### EXERCISE DESCRIPTION
Retype the records below exactly as they appear.

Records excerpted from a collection
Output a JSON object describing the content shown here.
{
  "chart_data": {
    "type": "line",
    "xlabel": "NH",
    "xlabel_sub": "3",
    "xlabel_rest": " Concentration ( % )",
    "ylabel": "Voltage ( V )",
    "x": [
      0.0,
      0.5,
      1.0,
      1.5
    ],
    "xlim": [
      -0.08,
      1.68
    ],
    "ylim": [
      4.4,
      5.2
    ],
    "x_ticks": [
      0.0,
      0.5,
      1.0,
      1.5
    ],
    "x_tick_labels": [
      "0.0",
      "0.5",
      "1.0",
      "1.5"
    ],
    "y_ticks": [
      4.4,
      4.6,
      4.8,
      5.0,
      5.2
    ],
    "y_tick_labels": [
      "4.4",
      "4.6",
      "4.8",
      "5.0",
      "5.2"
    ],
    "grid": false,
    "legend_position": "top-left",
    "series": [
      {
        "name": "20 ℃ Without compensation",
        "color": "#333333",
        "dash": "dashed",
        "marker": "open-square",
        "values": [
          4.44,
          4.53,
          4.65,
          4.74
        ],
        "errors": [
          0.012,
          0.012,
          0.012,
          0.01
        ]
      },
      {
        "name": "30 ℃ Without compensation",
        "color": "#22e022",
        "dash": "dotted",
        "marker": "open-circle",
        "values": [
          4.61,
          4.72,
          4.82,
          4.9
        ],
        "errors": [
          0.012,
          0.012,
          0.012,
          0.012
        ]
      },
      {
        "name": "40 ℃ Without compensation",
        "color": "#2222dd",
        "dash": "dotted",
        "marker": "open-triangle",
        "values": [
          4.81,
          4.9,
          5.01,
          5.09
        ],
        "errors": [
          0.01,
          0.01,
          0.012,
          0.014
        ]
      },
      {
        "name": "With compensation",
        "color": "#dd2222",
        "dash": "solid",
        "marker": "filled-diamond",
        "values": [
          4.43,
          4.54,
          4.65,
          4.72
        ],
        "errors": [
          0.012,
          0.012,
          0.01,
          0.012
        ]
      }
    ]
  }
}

### COMPLETE OUTPUT
Output a JSON object describing the content shown here.
{
  "chart_data": {
    "type": "line",
    "xlabel": "NH",
    "xlabel_sub": "3",
    "xlabel_rest": " Concentration ( % )",
    "ylabel": "Voltage ( V )",
    "x": [
      0.0,
      0.5,
      1.0,
      1.5
    ],
    "xlim": [
      -0.08,
      1.68
    ],
    "ylim": [
      4.4,
      5.2
    ],
    "x_ticks": [
      0.0,
      0.5,
      1.0,
      1.5
    ],
    "x_tick_labels": [
      "0.0",
      "0.5",
      "1.0",
      "1.5"
    ],
    "y_ticks": [
      4.4,
      4.6,
      4.8,
      5.0,
      5.2
    ],
    "y_tick_labels": [
      "4.4",
      "4.6",
      "4.8",
      "5.0",
      "5.2"
    ],
    "grid": false,
    "legend_position": "top-left",
    "series": [
      {
        "name": "20 ℃ Without compensation",
        "color": "#333333",
        "dash": "dashed",
        "marker": "open-square",
        "values": [
          4.44,
          4.53,
          4.65,
          4.74
        ],
        "errors": [
          0.012,
          0.012,
          0.012,
          0.01
        ]
      },
      {
        "name": "30 ℃ Without compensation",
        "color": "#22e022",
        "dash": "dotted",
        "marker": "open-circle",
        "values": [
          4.61,
          4.72,
          4.82,
          4.9
        ],
        "errors": [
          0.012,
          0.012,
          0.012,
          0.012
        ]
      },
      {
        "name": "40 ℃ Without compensation",
        "color": "#2222dd",
        "dash": "dotted",
        "marker": "open-triangle",
        "values": [
          4.81,
          4.9,
          5.01,
          5.09
        ],
        "errors": [
          0.01,
          0.01,
          0.012,
          0.014
        ]
      },
      {
        "name": "With compensation",
        "color": "#dd2222",
        "dash": "solid",
        "marker": "filled-diamond",
        "values": [
          4.43,
          4.54,
          4.65,
          4.72
        ],
        "errors": [
          0.012,
          0.012,
          0.01,
          0.012
        ]
      }
    ]
  }
}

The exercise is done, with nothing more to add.